Boxed element items:
§ §

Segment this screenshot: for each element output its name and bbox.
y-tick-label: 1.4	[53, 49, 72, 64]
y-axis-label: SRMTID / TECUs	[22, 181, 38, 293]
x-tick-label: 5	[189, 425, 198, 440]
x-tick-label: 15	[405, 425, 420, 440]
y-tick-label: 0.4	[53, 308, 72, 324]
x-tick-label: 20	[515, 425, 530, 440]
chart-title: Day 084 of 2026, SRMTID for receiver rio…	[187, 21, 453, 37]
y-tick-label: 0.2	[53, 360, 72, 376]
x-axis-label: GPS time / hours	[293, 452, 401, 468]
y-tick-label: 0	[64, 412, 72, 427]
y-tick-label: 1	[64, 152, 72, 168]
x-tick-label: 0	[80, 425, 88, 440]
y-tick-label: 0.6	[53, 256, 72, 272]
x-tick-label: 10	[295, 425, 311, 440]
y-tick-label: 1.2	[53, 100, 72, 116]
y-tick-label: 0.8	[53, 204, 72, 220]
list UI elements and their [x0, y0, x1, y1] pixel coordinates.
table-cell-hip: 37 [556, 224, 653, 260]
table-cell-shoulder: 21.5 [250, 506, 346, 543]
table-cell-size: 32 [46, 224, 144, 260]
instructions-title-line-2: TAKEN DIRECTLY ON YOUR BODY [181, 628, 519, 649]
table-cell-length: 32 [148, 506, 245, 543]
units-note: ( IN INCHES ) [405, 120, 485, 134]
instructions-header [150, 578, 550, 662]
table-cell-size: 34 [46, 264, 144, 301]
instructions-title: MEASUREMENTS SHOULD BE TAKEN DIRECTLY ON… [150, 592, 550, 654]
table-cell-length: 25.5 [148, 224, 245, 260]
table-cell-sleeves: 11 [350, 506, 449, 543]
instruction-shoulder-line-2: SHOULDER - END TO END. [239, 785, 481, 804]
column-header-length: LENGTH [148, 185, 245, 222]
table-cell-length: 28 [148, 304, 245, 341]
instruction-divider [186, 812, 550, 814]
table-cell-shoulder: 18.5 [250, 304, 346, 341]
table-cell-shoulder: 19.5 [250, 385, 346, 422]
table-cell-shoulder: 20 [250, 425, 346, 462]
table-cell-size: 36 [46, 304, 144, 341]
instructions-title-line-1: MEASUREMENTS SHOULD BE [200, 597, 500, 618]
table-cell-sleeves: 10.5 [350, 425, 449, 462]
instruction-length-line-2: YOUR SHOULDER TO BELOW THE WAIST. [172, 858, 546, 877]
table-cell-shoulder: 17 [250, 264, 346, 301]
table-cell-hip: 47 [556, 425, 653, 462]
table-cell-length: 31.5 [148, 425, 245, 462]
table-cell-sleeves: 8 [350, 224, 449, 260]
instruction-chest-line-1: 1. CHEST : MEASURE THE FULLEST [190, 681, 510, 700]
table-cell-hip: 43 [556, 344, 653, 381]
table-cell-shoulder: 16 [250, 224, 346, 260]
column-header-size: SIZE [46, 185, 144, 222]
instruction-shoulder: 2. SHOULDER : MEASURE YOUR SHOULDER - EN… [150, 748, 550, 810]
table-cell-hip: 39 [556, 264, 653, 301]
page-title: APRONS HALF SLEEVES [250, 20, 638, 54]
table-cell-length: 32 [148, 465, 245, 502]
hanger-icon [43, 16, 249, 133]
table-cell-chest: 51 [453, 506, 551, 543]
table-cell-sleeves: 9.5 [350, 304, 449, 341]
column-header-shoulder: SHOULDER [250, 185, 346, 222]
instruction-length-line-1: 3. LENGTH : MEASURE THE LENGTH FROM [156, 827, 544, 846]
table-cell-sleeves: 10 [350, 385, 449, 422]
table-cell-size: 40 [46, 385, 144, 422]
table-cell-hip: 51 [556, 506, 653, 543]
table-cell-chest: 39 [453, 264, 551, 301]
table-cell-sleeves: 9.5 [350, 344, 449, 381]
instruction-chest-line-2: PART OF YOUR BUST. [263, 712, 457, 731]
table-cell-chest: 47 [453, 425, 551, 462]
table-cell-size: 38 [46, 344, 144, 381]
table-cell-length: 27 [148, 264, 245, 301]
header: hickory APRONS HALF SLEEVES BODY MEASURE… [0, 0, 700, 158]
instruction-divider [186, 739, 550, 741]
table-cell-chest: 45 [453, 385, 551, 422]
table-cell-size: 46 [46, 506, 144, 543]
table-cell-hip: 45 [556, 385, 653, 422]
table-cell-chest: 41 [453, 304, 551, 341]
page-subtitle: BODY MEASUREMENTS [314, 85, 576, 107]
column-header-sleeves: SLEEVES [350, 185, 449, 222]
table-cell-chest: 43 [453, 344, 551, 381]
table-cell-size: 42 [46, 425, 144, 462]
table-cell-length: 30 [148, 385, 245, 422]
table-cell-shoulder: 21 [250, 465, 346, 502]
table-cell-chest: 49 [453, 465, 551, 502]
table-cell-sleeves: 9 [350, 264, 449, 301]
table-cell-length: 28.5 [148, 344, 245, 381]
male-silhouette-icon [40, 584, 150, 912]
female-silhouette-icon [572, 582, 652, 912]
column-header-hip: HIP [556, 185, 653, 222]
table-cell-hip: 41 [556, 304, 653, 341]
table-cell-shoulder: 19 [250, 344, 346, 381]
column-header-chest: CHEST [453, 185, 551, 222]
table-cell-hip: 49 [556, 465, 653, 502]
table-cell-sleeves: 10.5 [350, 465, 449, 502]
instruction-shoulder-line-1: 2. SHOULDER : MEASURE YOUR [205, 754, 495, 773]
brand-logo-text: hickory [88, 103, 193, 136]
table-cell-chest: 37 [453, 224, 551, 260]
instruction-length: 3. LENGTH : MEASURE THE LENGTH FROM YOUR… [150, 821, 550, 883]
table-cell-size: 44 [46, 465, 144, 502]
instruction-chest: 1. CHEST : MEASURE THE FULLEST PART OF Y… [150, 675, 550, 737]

§ §

* Task description
Copy every line of each item above verbatim, with no changes.

* Task solution
Segment this screenshot: for each element output its name and bbox.
y-tick-label: 1.4	[53, 49, 72, 64]
y-axis-label: SRMTID / TECUs	[22, 181, 38, 293]
x-tick-label: 5	[189, 425, 198, 440]
x-tick-label: 15	[405, 425, 420, 440]
y-tick-label: 0.4	[53, 308, 72, 324]
x-tick-label: 20	[515, 425, 530, 440]
chart-title: Day 084 of 2026, SRMTID for receiver rio…	[187, 21, 453, 37]
y-tick-label: 0.2	[53, 360, 72, 376]
x-axis-label: GPS time / hours	[293, 452, 401, 468]
y-tick-label: 0	[64, 412, 72, 427]
y-tick-label: 1	[64, 152, 72, 168]
x-tick-label: 0	[80, 425, 88, 440]
y-tick-label: 0.6	[53, 256, 72, 272]
x-tick-label: 10	[295, 425, 311, 440]
y-tick-label: 1.2	[53, 100, 72, 116]
y-tick-label: 0.8	[53, 204, 72, 220]
list UI elements and their [x0, y0, x1, y1] pixel coordinates.
table-cell-hip: 37 [556, 224, 653, 260]
table-cell-shoulder: 21.5 [250, 506, 346, 543]
table-cell-size: 32 [46, 224, 144, 260]
instructions-title-line-2: TAKEN DIRECTLY ON YOUR BODY [181, 628, 519, 649]
table-cell-length: 32 [148, 506, 245, 543]
units-note: ( IN INCHES ) [405, 120, 485, 134]
instructions-header [150, 578, 550, 662]
table-cell-size: 34 [46, 264, 144, 301]
instructions-title: MEASUREMENTS SHOULD BE TAKEN DIRECTLY ON… [150, 592, 550, 654]
table-cell-length: 25.5 [148, 224, 245, 260]
table-cell-sleeves: 11 [350, 506, 449, 543]
instruction-shoulder-line-2: SHOULDER - END TO END. [239, 785, 481, 804]
column-header-length: LENGTH [148, 185, 245, 222]
table-cell-length: 28 [148, 304, 245, 341]
instruction-divider [186, 812, 550, 814]
table-cell-shoulder: 18.5 [250, 304, 346, 341]
table-cell-shoulder: 19.5 [250, 385, 346, 422]
table-cell-shoulder: 20 [250, 425, 346, 462]
table-cell-size: 36 [46, 304, 144, 341]
instructions-title-line-1: MEASUREMENTS SHOULD BE [200, 597, 500, 618]
table-cell-sleeves: 10.5 [350, 425, 449, 462]
instruction-length-line-2: YOUR SHOULDER TO BELOW THE WAIST. [172, 858, 546, 877]
table-cell-shoulder: 17 [250, 264, 346, 301]
table-cell-hip: 47 [556, 425, 653, 462]
table-cell-length: 31.5 [148, 425, 245, 462]
table-cell-sleeves: 8 [350, 224, 449, 260]
instruction-chest-line-1: 1. CHEST : MEASURE THE FULLEST [190, 681, 510, 700]
table-cell-hip: 43 [556, 344, 653, 381]
table-cell-shoulder: 16 [250, 224, 346, 260]
column-header-size: SIZE [46, 185, 144, 222]
instruction-shoulder: 2. SHOULDER : MEASURE YOUR SHOULDER - EN… [150, 748, 550, 810]
table-cell-hip: 39 [556, 264, 653, 301]
page-title: APRONS HALF SLEEVES [250, 20, 638, 54]
table-cell-length: 32 [148, 465, 245, 502]
hanger-icon [43, 16, 249, 133]
table-cell-chest: 51 [453, 506, 551, 543]
table-cell-sleeves: 9.5 [350, 304, 449, 341]
column-header-shoulder: SHOULDER [250, 185, 346, 222]
instruction-length-line-1: 3. LENGTH : MEASURE THE LENGTH FROM [156, 827, 544, 846]
table-cell-sleeves: 10 [350, 385, 449, 422]
table-cell-size: 40 [46, 385, 144, 422]
table-cell-hip: 51 [556, 506, 653, 543]
table-cell-chest: 39 [453, 264, 551, 301]
table-cell-sleeves: 9.5 [350, 344, 449, 381]
instruction-chest-line-2: PART OF YOUR BUST. [263, 712, 457, 731]
table-cell-chest: 47 [453, 425, 551, 462]
table-cell-size: 38 [46, 344, 144, 381]
table-cell-length: 27 [148, 264, 245, 301]
header: hickory APRONS HALF SLEEVES BODY MEASURE… [0, 0, 700, 158]
instruction-divider [186, 739, 550, 741]
table-cell-chest: 45 [453, 385, 551, 422]
table-cell-size: 46 [46, 506, 144, 543]
table-cell-hip: 45 [556, 385, 653, 422]
table-cell-chest: 41 [453, 304, 551, 341]
page-subtitle: BODY MEASUREMENTS [314, 85, 576, 107]
column-header-sleeves: SLEEVES [350, 185, 449, 222]
table-cell-chest: 43 [453, 344, 551, 381]
table-cell-size: 42 [46, 425, 144, 462]
table-cell-length: 30 [148, 385, 245, 422]
table-cell-shoulder: 21 [250, 465, 346, 502]
table-cell-chest: 49 [453, 465, 551, 502]
table-cell-sleeves: 9 [350, 264, 449, 301]
table-cell-length: 28.5 [148, 344, 245, 381]
male-silhouette-icon [40, 584, 150, 912]
female-silhouette-icon [572, 582, 652, 912]
column-header-hip: HIP [556, 185, 653, 222]
table-cell-hip: 41 [556, 304, 653, 341]
table-cell-shoulder: 19 [250, 344, 346, 381]
column-header-chest: CHEST [453, 185, 551, 222]
table-cell-hip: 49 [556, 465, 653, 502]
table-cell-sleeves: 10.5 [350, 465, 449, 502]
instruction-shoulder-line-1: 2. SHOULDER : MEASURE YOUR [205, 754, 495, 773]
brand-logo-text: hickory [88, 103, 193, 136]
table-cell-chest: 37 [453, 224, 551, 260]
instruction-length: 3. LENGTH : MEASURE THE LENGTH FROM YOUR… [150, 821, 550, 883]
table-cell-size: 44 [46, 465, 144, 502]
instruction-chest: 1. CHEST : MEASURE THE FULLEST PART OF Y… [150, 675, 550, 737]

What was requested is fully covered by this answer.